Start Data shown
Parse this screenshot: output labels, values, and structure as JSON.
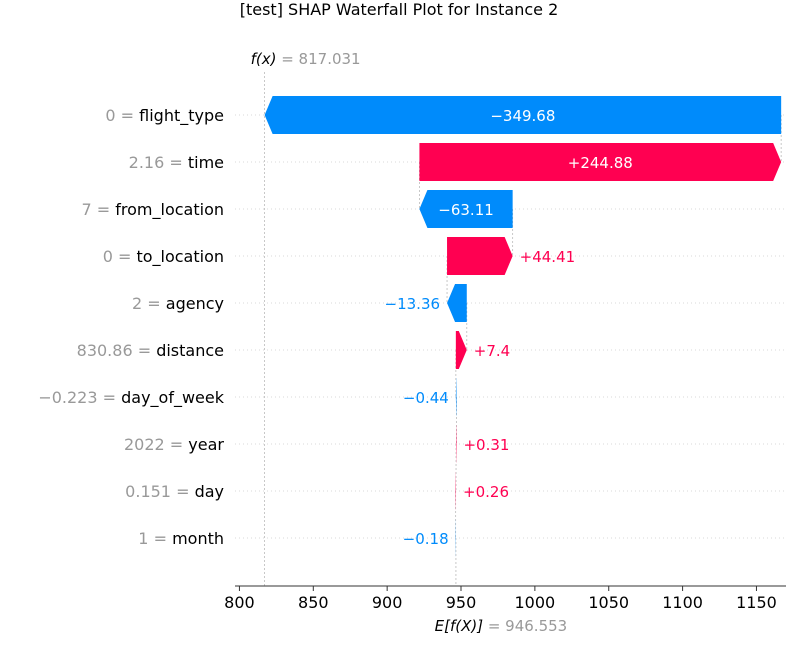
{
  "chart_data": {
    "type": "waterfall",
    "title": "[test] SHAP Waterfall Plot for Instance 2",
    "fx_label": "f(x)",
    "fx_value": "817.031",
    "ex_label": "E[f(X)]",
    "ex_value": "946.553",
    "base_value": 946.553,
    "final_value": 817.031,
    "xlim": [
      797,
      1170
    ],
    "ticks": [
      800,
      850,
      900,
      950,
      1000,
      1050,
      1100,
      1150
    ],
    "features": [
      {
        "value": "0",
        "name": "flight_type",
        "shap": -349.68,
        "label": "−349.68"
      },
      {
        "value": "2.16",
        "name": "time",
        "shap": 244.88,
        "label": "+244.88"
      },
      {
        "value": "7",
        "name": "from_location",
        "shap": -63.11,
        "label": "−63.11"
      },
      {
        "value": "0",
        "name": "to_location",
        "shap": 44.41,
        "label": "+44.41"
      },
      {
        "value": "2",
        "name": "agency",
        "shap": -13.36,
        "label": "−13.36"
      },
      {
        "value": "830.86",
        "name": "distance",
        "shap": 7.4,
        "label": "+7.4"
      },
      {
        "value": "−0.223",
        "name": "day_of_week",
        "shap": -0.44,
        "label": "−0.44"
      },
      {
        "value": "2022",
        "name": "year",
        "shap": 0.31,
        "label": "+0.31"
      },
      {
        "value": "0.151",
        "name": "day",
        "shap": 0.26,
        "label": "+0.26"
      },
      {
        "value": "1",
        "name": "month",
        "shap": -0.18,
        "label": "−0.18"
      }
    ],
    "colors": {
      "positive": "#ff0051",
      "negative": "#008bfb",
      "muted": "#999999",
      "text": "#000000"
    }
  }
}
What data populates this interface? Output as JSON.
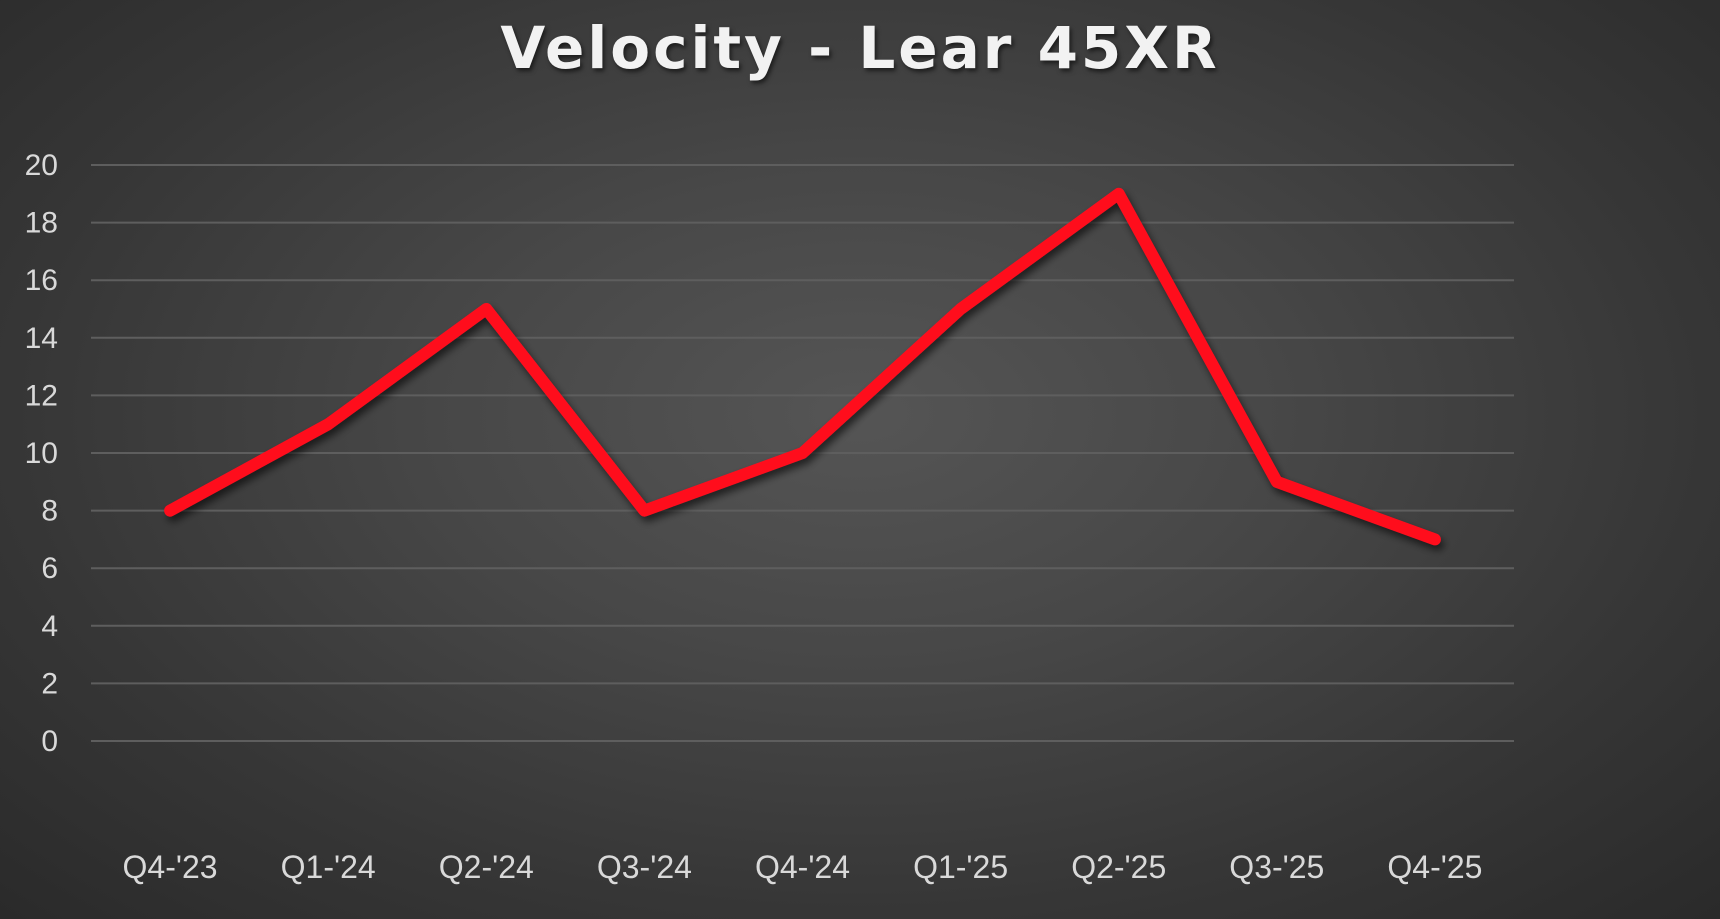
{
  "chart_data": {
    "type": "line",
    "title": "Velocity - Lear 45XR",
    "xlabel": "",
    "ylabel": "",
    "categories": [
      "Q4-'23",
      "Q1-'24",
      "Q2-'24",
      "Q3-'24",
      "Q4-'24",
      "Q1-'25",
      "Q2-'25",
      "Q3-'25",
      "Q4-'25"
    ],
    "series": [
      {
        "name": "Velocity",
        "color": "#ff0a1e",
        "values": [
          8,
          11,
          15,
          8,
          10,
          15,
          19,
          9,
          7
        ]
      }
    ],
    "ylim": [
      0,
      20
    ],
    "yticks": [
      "0",
      "2",
      "4",
      "6",
      "8",
      "10",
      "12",
      "14",
      "16",
      "18",
      "20"
    ],
    "grid": true,
    "legend": "none"
  },
  "colors": {
    "line": "#ff0a1e",
    "grid": "#5e5e5e",
    "text": "#d9d9d9",
    "title": "#f2f2f2"
  }
}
End Data shown
Transcribe the complete set of entries verbatim. No pictures belong in the copy.

Parse this screenshot: output labels, values, and structure as JSON.
{
  "chart_data": {
    "type": "waterfall",
    "title": "[test] SHAP Waterfall Plot for Instance 2",
    "fx_label": "f(x)",
    "fx_value": "817.031",
    "ex_label": "E[f(X)]",
    "ex_value": "946.553",
    "base_value": 946.553,
    "final_value": 817.031,
    "xlim": [
      797,
      1170
    ],
    "ticks": [
      800,
      850,
      900,
      950,
      1000,
      1050,
      1100,
      1150
    ],
    "features": [
      {
        "value": "0",
        "name": "flight_type",
        "shap": -349.68,
        "label": "−349.68"
      },
      {
        "value": "2.16",
        "name": "time",
        "shap": 244.88,
        "label": "+244.88"
      },
      {
        "value": "7",
        "name": "from_location",
        "shap": -63.11,
        "label": "−63.11"
      },
      {
        "value": "0",
        "name": "to_location",
        "shap": 44.41,
        "label": "+44.41"
      },
      {
        "value": "2",
        "name": "agency",
        "shap": -13.36,
        "label": "−13.36"
      },
      {
        "value": "830.86",
        "name": "distance",
        "shap": 7.4,
        "label": "+7.4"
      },
      {
        "value": "−0.223",
        "name": "day_of_week",
        "shap": -0.44,
        "label": "−0.44"
      },
      {
        "value": "2022",
        "name": "year",
        "shap": 0.31,
        "label": "+0.31"
      },
      {
        "value": "0.151",
        "name": "day",
        "shap": 0.26,
        "label": "+0.26"
      },
      {
        "value": "1",
        "name": "month",
        "shap": -0.18,
        "label": "−0.18"
      }
    ],
    "colors": {
      "positive": "#ff0051",
      "negative": "#008bfb",
      "muted": "#999999",
      "text": "#000000"
    }
  }
}
What data populates this interface? Output as JSON.
{
  "chart_data": {
    "type": "line",
    "title": "Velocity - Lear 45XR",
    "xlabel": "",
    "ylabel": "",
    "categories": [
      "Q4-'23",
      "Q1-'24",
      "Q2-'24",
      "Q3-'24",
      "Q4-'24",
      "Q1-'25",
      "Q2-'25",
      "Q3-'25",
      "Q4-'25"
    ],
    "series": [
      {
        "name": "Velocity",
        "color": "#ff0a1e",
        "values": [
          8,
          11,
          15,
          8,
          10,
          15,
          19,
          9,
          7
        ]
      }
    ],
    "ylim": [
      0,
      20
    ],
    "yticks": [
      "0",
      "2",
      "4",
      "6",
      "8",
      "10",
      "12",
      "14",
      "16",
      "18",
      "20"
    ],
    "grid": true,
    "legend": "none"
  },
  "colors": {
    "line": "#ff0a1e",
    "grid": "#5e5e5e",
    "text": "#d9d9d9",
    "title": "#f2f2f2"
  }
}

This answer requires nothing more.